◆ Exercise goal
All of the material below is to be restated word for word, apart from the pictures.

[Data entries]
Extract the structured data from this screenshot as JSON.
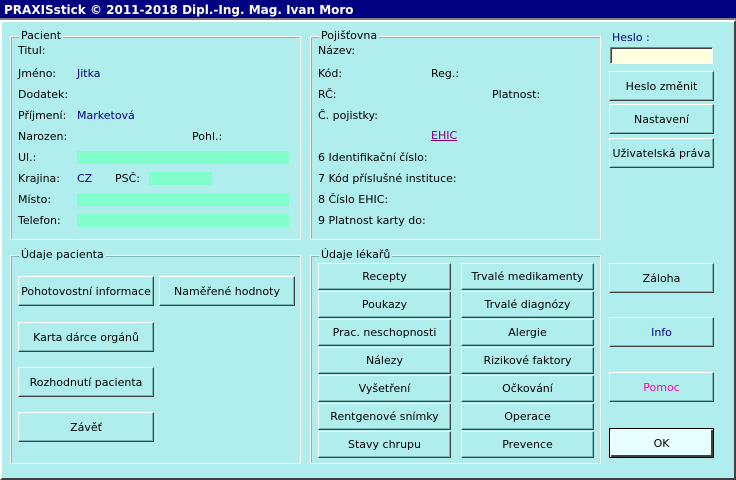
{
  "window": {
    "title": "PRAXISstick © 2011-2018 Dipl.-Ing. Mag. Ivan Moro"
  },
  "pacient": {
    "legend": "Pacient",
    "titul_label": "Titul:",
    "jmeno_label": "Jméno:",
    "jmeno_value": "Jitka",
    "dodatek_label": "Dodatek:",
    "prijmeni_label": "Příjmení:",
    "prijmeni_value": "Marketová",
    "narozen_label": "Narozen:",
    "pohl_label": "Pohl.:",
    "ul_label": "Ul.:",
    "krajina_label": "Krajina:",
    "krajina_value": "CZ",
    "psc_label": "PSČ:",
    "misto_label": "Místo:",
    "telefon_label": "Telefon:"
  },
  "pojistovna": {
    "legend": "Pojišťovna",
    "nazev_label": "Název:",
    "kod_label": "Kód:",
    "reg_label": "Reg.:",
    "rc_label": "RČ:",
    "platnost_label": "Platnost:",
    "cislo_pojistky_label": "Č. pojistky:",
    "ehic_link": "EHIC",
    "identifikacni_cislo_label": "6 Identifikační číslo:",
    "kod_instituce_label": "7 Kód příslušné instituce:",
    "cislo_ehic_label": "8 Číslo EHIC:",
    "platnost_karty_label": "9 Platnost karty do:"
  },
  "udaje_pacienta": {
    "legend": "Údaje pacienta",
    "buttons": {
      "pohotovostni": "Pohotovostní informace",
      "namerene": "Naměřené hodnoty",
      "karta_darce": "Karta dárce orgánů",
      "rozhodnuti": "Rozhodnutí pacienta",
      "zaver": "Závěť"
    }
  },
  "udaje_lekaru": {
    "legend": "Údaje lékařů",
    "left_buttons": [
      "Recepty",
      "Poukazy",
      "Prac. neschopnosti",
      "Nálezy",
      "Vyšetření",
      "Rentgenové snímky",
      "Stavy chrupu"
    ],
    "right_buttons": [
      "Trvalé medikamenty",
      "Trvalé diagnózy",
      "Alergie",
      "Rizikové faktory",
      "Očkování",
      "Operace",
      "Prevence"
    ]
  },
  "right_panel": {
    "heslo_label": "Heslo :",
    "heslo_value": "",
    "heslo_zmenit": "Heslo změnit",
    "nastaveni": "Nastavení",
    "uzivatelska_prava": "Uživatelská práva",
    "zaloha": "Záloha",
    "info": "Info",
    "pomoc": "Pomoc",
    "ok": "OK"
  },
  "colors": {
    "background": "#b0eeee",
    "title_bar": "#000080",
    "field": "#80ffcc",
    "value_text": "#000080",
    "info_text": "#000080",
    "pomoc_text": "#ff00aa",
    "link": "#800080"
  }
}
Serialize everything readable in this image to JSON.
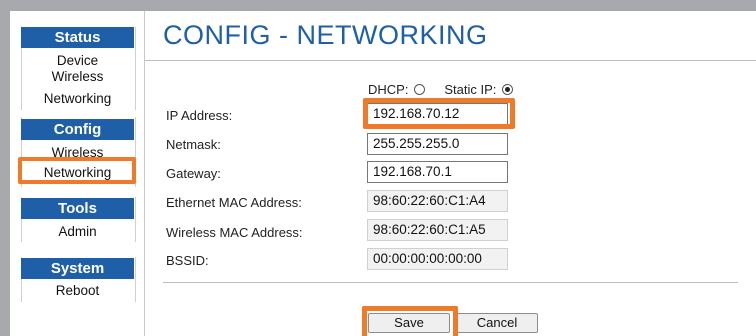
{
  "sidebar": {
    "sections": [
      {
        "title": "Status",
        "items": [
          "Device",
          "Wireless",
          "Networking"
        ]
      },
      {
        "title": "Config",
        "items": [
          "Wireless",
          "Networking"
        ]
      },
      {
        "title": "Tools",
        "items": [
          "Admin"
        ]
      },
      {
        "title": "System",
        "items": [
          "Reboot"
        ]
      }
    ],
    "active_item": "Networking"
  },
  "page": {
    "title": "CONFIG - NETWORKING"
  },
  "mode": {
    "dhcp_label": "DHCP:",
    "static_label": "Static IP:",
    "selected": "Static IP"
  },
  "fields": {
    "ip_address": {
      "label": "IP Address:",
      "value": "192.168.70.12"
    },
    "netmask": {
      "label": "Netmask:",
      "value": "255.255.255.0"
    },
    "gateway": {
      "label": "Gateway:",
      "value": "192.168.70.1"
    },
    "ethernet_mac": {
      "label": "Ethernet MAC Address:",
      "value": "98:60:22:60:C1:A4"
    },
    "wireless_mac": {
      "label": "Wireless MAC Address:",
      "value": "98:60:22:60:C1:A5"
    },
    "bssid": {
      "label": "BSSID:",
      "value": "00:00:00:00:00:00"
    }
  },
  "buttons": {
    "save": "Save",
    "cancel": "Cancel"
  },
  "colors": {
    "accent": "#1f5fa8",
    "highlight": "#ee7a2a",
    "background": "#a7a9ac"
  }
}
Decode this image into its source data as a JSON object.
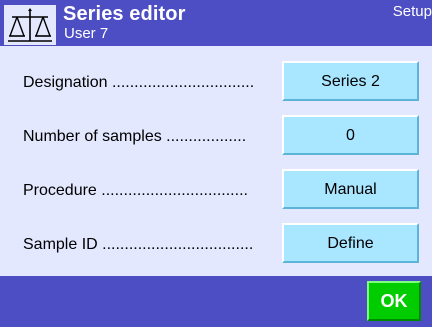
{
  "header": {
    "icon": "balance-scale-icon",
    "title": "Series editor",
    "user": "User 7",
    "section": "Setup"
  },
  "rows": [
    {
      "label": "Designation ................................",
      "value": "Series 2"
    },
    {
      "label": "Number of samples ..................",
      "value": "0"
    },
    {
      "label": "Procedure .................................",
      "value": "Manual"
    },
    {
      "label": "Sample ID ..................................",
      "value": "Define"
    }
  ],
  "footer": {
    "ok_label": "OK"
  },
  "colors": {
    "header_bg": "#4d4dc4",
    "content_bg": "#e3e8ff",
    "field_bg": "#a9e6ff",
    "ok_bg": "#00cc00"
  }
}
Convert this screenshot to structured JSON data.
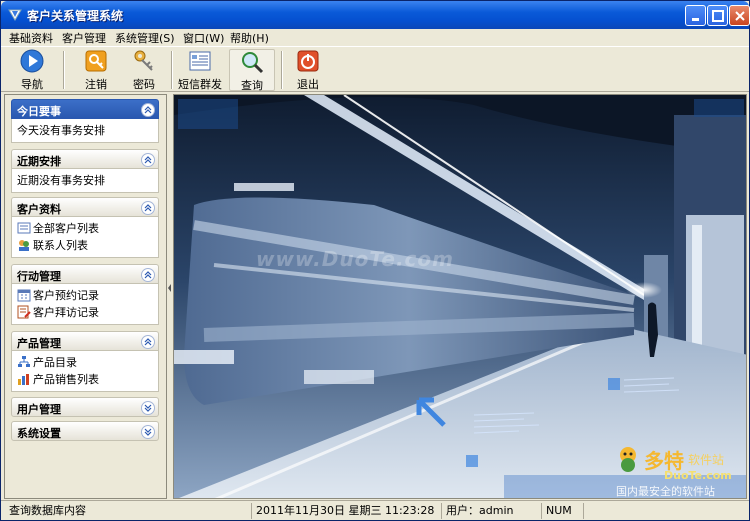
{
  "window": {
    "title": "客户关系管理系统"
  },
  "menu": [
    "基础资料",
    "客户管理",
    "系统管理(S)",
    "窗口(W)",
    "帮助(H)"
  ],
  "toolbar": {
    "nav": "导航",
    "logout": "注销",
    "password": "密码",
    "sms": "短信群发",
    "query": "查询",
    "exit": "退出"
  },
  "sidebar": {
    "today": {
      "title": "今日要事",
      "text": "今天没有事务安排"
    },
    "recent": {
      "title": "近期安排",
      "text": "近期没有事务安排"
    },
    "customers": {
      "title": "客户资料",
      "items": [
        "全部客户列表",
        "联系人列表"
      ]
    },
    "actions": {
      "title": "行动管理",
      "items": [
        "客户预约记录",
        "客户拜访记录"
      ]
    },
    "products": {
      "title": "产品管理",
      "items": [
        "产品目录",
        "产品销售列表"
      ]
    },
    "users": {
      "title": "用户管理"
    },
    "settings": {
      "title": "系统设置"
    }
  },
  "watermark": {
    "url": "www.DuoTe.com",
    "brand": "多特",
    "brand_suffix": "软件站",
    "brand_site": "DuoTe.com",
    "slogan": "国内最安全的软件站"
  },
  "status": {
    "message": "查询数据库内容",
    "datetime": "2011年11月30日  星期三  11:23:28",
    "user": "用户：admin",
    "num": "NUM"
  },
  "colors": {
    "titlebar": "#0a5ad8",
    "active_group": "#2a58b0",
    "chrome": "#ece9d8"
  }
}
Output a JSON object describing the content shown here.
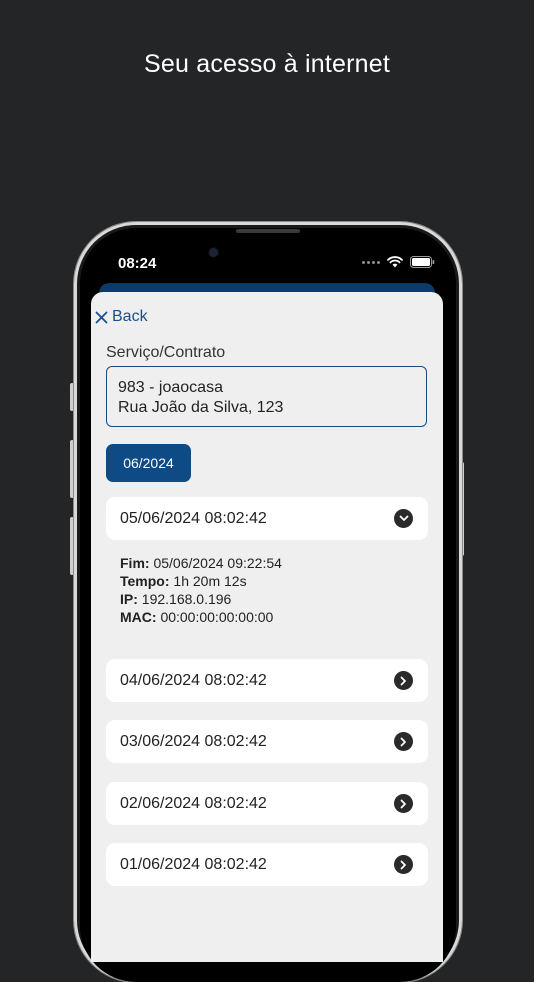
{
  "headline": "Seu acesso à internet",
  "status_bar": {
    "time": "08:24"
  },
  "nav": {
    "back_label": "Back"
  },
  "contract": {
    "label": "Serviço/Contrato",
    "line1": "983 - joaocasa",
    "line2": "Rua João da Silva, 123"
  },
  "month_filter": {
    "selected": "06/2024"
  },
  "sessions": [
    {
      "start": "05/06/2024 08:02:42",
      "expanded": true,
      "details": {
        "end_label": "Fim:",
        "end_value": "05/06/2024 09:22:54",
        "duration_label": "Tempo:",
        "duration_value": "1h 20m 12s",
        "ip_label": "IP:",
        "ip_value": "192.168.0.196",
        "mac_label": "MAC:",
        "mac_value": "00:00:00:00:00:00"
      }
    },
    {
      "start": "04/06/2024 08:02:42",
      "expanded": false
    },
    {
      "start": "03/06/2024 08:02:42",
      "expanded": false
    },
    {
      "start": "02/06/2024 08:02:42",
      "expanded": false
    },
    {
      "start": "01/06/2024 08:02:42",
      "expanded": false
    }
  ],
  "icons": {
    "close": "close-icon",
    "expanded": "chevron-down-icon",
    "collapsed": "chevron-right-icon"
  },
  "colors": {
    "background": "#232527",
    "primary": "#0e4a84",
    "sheet": "#efefef",
    "card": "#ffffff"
  }
}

◆ Answer
Extract the structured data from this screenshot as JSON.
{
  "window": {
    "title": "PRAXISstick © 2011-2018 Dipl.-Ing. Mag. Ivan Moro"
  },
  "pacient": {
    "legend": "Pacient",
    "titul_label": "Titul:",
    "jmeno_label": "Jméno:",
    "jmeno_value": "Jitka",
    "dodatek_label": "Dodatek:",
    "prijmeni_label": "Příjmení:",
    "prijmeni_value": "Marketová",
    "narozen_label": "Narozen:",
    "pohl_label": "Pohl.:",
    "ul_label": "Ul.:",
    "krajina_label": "Krajina:",
    "krajina_value": "CZ",
    "psc_label": "PSČ:",
    "misto_label": "Místo:",
    "telefon_label": "Telefon:"
  },
  "pojistovna": {
    "legend": "Pojišťovna",
    "nazev_label": "Název:",
    "kod_label": "Kód:",
    "reg_label": "Reg.:",
    "rc_label": "RČ:",
    "platnost_label": "Platnost:",
    "cislo_pojistky_label": "Č. pojistky:",
    "ehic_link": "EHIC",
    "identifikacni_cislo_label": "6 Identifikační číslo:",
    "kod_instituce_label": "7 Kód příslušné instituce:",
    "cislo_ehic_label": "8 Číslo EHIC:",
    "platnost_karty_label": "9 Platnost karty do:"
  },
  "udaje_pacienta": {
    "legend": "Údaje pacienta",
    "buttons": {
      "pohotovostni": "Pohotovostní informace",
      "namerene": "Naměřené hodnoty",
      "karta_darce": "Karta dárce orgánů",
      "rozhodnuti": "Rozhodnutí pacienta",
      "zaver": "Závěť"
    }
  },
  "udaje_lekaru": {
    "legend": "Údaje lékařů",
    "left_buttons": [
      "Recepty",
      "Poukazy",
      "Prac. neschopnosti",
      "Nálezy",
      "Vyšetření",
      "Rentgenové snímky",
      "Stavy chrupu"
    ],
    "right_buttons": [
      "Trvalé medikamenty",
      "Trvalé diagnózy",
      "Alergie",
      "Rizikové faktory",
      "Očkování",
      "Operace",
      "Prevence"
    ]
  },
  "right_panel": {
    "heslo_label": "Heslo :",
    "heslo_value": "",
    "heslo_zmenit": "Heslo změnit",
    "nastaveni": "Nastavení",
    "uzivatelska_prava": "Uživatelská práva",
    "zaloha": "Záloha",
    "info": "Info",
    "pomoc": "Pomoc",
    "ok": "OK"
  },
  "colors": {
    "background": "#b0eeee",
    "title_bar": "#000080",
    "field": "#80ffcc",
    "value_text": "#000080",
    "info_text": "#000080",
    "pomoc_text": "#ff00aa",
    "link": "#800080"
  }
}
Serialize everything readable in this image to JSON.
{
  "sidebar": {
    "sections": [
      {
        "title": "Status",
        "items": [
          "Device",
          "Wireless",
          "Networking"
        ]
      },
      {
        "title": "Config",
        "items": [
          "Wireless",
          "Networking"
        ]
      },
      {
        "title": "Tools",
        "items": [
          "Admin"
        ]
      },
      {
        "title": "System",
        "items": [
          "Reboot"
        ]
      }
    ],
    "active_item": "Networking"
  },
  "page": {
    "title": "CONFIG - NETWORKING"
  },
  "mode": {
    "dhcp_label": "DHCP:",
    "static_label": "Static IP:",
    "selected": "Static IP"
  },
  "fields": {
    "ip_address": {
      "label": "IP Address:",
      "value": "192.168.70.12"
    },
    "netmask": {
      "label": "Netmask:",
      "value": "255.255.255.0"
    },
    "gateway": {
      "label": "Gateway:",
      "value": "192.168.70.1"
    },
    "ethernet_mac": {
      "label": "Ethernet MAC Address:",
      "value": "98:60:22:60:C1:A4"
    },
    "wireless_mac": {
      "label": "Wireless MAC Address:",
      "value": "98:60:22:60:C1:A5"
    },
    "bssid": {
      "label": "BSSID:",
      "value": "00:00:00:00:00:00"
    }
  },
  "buttons": {
    "save": "Save",
    "cancel": "Cancel"
  },
  "colors": {
    "accent": "#1f5fa8",
    "highlight": "#ee7a2a",
    "background": "#a7a9ac"
  }
}
Decode this image into its source data as a JSON object.
{
  "header": {
    "icon": "balance-scale-icon",
    "title": "Series editor",
    "user": "User 7",
    "section": "Setup"
  },
  "rows": [
    {
      "label": "Designation ................................",
      "value": "Series 2"
    },
    {
      "label": "Number of samples ..................",
      "value": "0"
    },
    {
      "label": "Procedure .................................",
      "value": "Manual"
    },
    {
      "label": "Sample ID ..................................",
      "value": "Define"
    }
  ],
  "footer": {
    "ok_label": "OK"
  },
  "colors": {
    "header_bg": "#4d4dc4",
    "content_bg": "#e3e8ff",
    "field_bg": "#a9e6ff",
    "ok_bg": "#00cc00"
  }
}
Convert this screenshot to structured JSON data.
{
  "window": {
    "title": "客户关系管理系统"
  },
  "menu": [
    "基础资料",
    "客户管理",
    "系统管理(S)",
    "窗口(W)",
    "帮助(H)"
  ],
  "toolbar": {
    "nav": "导航",
    "logout": "注销",
    "password": "密码",
    "sms": "短信群发",
    "query": "查询",
    "exit": "退出"
  },
  "sidebar": {
    "today": {
      "title": "今日要事",
      "text": "今天没有事务安排"
    },
    "recent": {
      "title": "近期安排",
      "text": "近期没有事务安排"
    },
    "customers": {
      "title": "客户资料",
      "items": [
        "全部客户列表",
        "联系人列表"
      ]
    },
    "actions": {
      "title": "行动管理",
      "items": [
        "客户预约记录",
        "客户拜访记录"
      ]
    },
    "products": {
      "title": "产品管理",
      "items": [
        "产品目录",
        "产品销售列表"
      ]
    },
    "users": {
      "title": "用户管理"
    },
    "settings": {
      "title": "系统设置"
    }
  },
  "watermark": {
    "url": "www.DuoTe.com",
    "brand": "多特",
    "brand_suffix": "软件站",
    "brand_site": "DuoTe.com",
    "slogan": "国内最安全的软件站"
  },
  "status": {
    "message": "查询数据库内容",
    "datetime": "2011年11月30日  星期三  11:23:28",
    "user": "用户：admin",
    "num": "NUM"
  },
  "colors": {
    "titlebar": "#0a5ad8",
    "active_group": "#2a58b0",
    "chrome": "#ece9d8"
  }
}
Output a JSON object describing the content shown here.
{
  "headline": "Seu acesso à internet",
  "status_bar": {
    "time": "08:24"
  },
  "nav": {
    "back_label": "Back"
  },
  "contract": {
    "label": "Serviço/Contrato",
    "line1": "983 - joaocasa",
    "line2": "Rua João da Silva, 123"
  },
  "month_filter": {
    "selected": "06/2024"
  },
  "sessions": [
    {
      "start": "05/06/2024 08:02:42",
      "expanded": true,
      "details": {
        "end_label": "Fim:",
        "end_value": "05/06/2024 09:22:54",
        "duration_label": "Tempo:",
        "duration_value": "1h 20m 12s",
        "ip_label": "IP:",
        "ip_value": "192.168.0.196",
        "mac_label": "MAC:",
        "mac_value": "00:00:00:00:00:00"
      }
    },
    {
      "start": "04/06/2024 08:02:42",
      "expanded": false
    },
    {
      "start": "03/06/2024 08:02:42",
      "expanded": false
    },
    {
      "start": "02/06/2024 08:02:42",
      "expanded": false
    },
    {
      "start": "01/06/2024 08:02:42",
      "expanded": false
    }
  ],
  "icons": {
    "close": "close-icon",
    "expanded": "chevron-down-icon",
    "collapsed": "chevron-right-icon"
  },
  "colors": {
    "background": "#232527",
    "primary": "#0e4a84",
    "sheet": "#efefef",
    "card": "#ffffff"
  }
}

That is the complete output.